-------- MATERIAL PROVIDED
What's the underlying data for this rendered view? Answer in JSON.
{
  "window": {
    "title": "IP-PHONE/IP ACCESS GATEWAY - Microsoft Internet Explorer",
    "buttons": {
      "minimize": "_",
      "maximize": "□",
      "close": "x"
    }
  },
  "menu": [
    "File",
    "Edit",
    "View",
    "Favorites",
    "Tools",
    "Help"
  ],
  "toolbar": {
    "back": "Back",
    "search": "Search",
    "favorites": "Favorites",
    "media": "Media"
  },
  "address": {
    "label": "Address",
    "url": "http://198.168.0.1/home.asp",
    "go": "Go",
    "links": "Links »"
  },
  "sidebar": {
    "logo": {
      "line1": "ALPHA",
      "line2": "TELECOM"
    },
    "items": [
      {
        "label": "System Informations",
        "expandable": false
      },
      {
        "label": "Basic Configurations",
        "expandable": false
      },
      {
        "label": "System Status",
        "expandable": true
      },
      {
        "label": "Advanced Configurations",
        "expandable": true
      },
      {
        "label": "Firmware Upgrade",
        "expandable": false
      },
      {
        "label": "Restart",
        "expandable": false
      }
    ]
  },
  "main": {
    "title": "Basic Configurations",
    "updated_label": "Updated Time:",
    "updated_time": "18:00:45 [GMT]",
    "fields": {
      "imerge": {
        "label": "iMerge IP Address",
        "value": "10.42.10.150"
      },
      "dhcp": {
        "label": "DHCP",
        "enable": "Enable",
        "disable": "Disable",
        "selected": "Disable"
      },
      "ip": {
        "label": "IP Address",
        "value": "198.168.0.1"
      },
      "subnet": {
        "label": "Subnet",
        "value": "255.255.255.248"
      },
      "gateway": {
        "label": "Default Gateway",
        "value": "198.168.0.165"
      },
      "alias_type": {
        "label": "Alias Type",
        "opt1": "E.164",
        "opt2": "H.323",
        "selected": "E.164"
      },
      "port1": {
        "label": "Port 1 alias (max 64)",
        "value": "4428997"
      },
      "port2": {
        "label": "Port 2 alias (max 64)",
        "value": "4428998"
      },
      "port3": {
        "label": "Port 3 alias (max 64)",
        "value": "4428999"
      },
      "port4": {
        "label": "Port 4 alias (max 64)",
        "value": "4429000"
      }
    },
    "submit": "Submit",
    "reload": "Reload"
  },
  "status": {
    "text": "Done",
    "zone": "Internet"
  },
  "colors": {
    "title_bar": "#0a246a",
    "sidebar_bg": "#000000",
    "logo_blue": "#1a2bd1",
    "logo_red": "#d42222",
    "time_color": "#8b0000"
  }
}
----------------
WHAT THE EXERCISE ASKS: Track down every line of the material containing the string "Basic", and copy it.

RESPONSE TO THIS EXERCISE:
        "label": "Basic Configurations",
    "title": "Basic Configurations",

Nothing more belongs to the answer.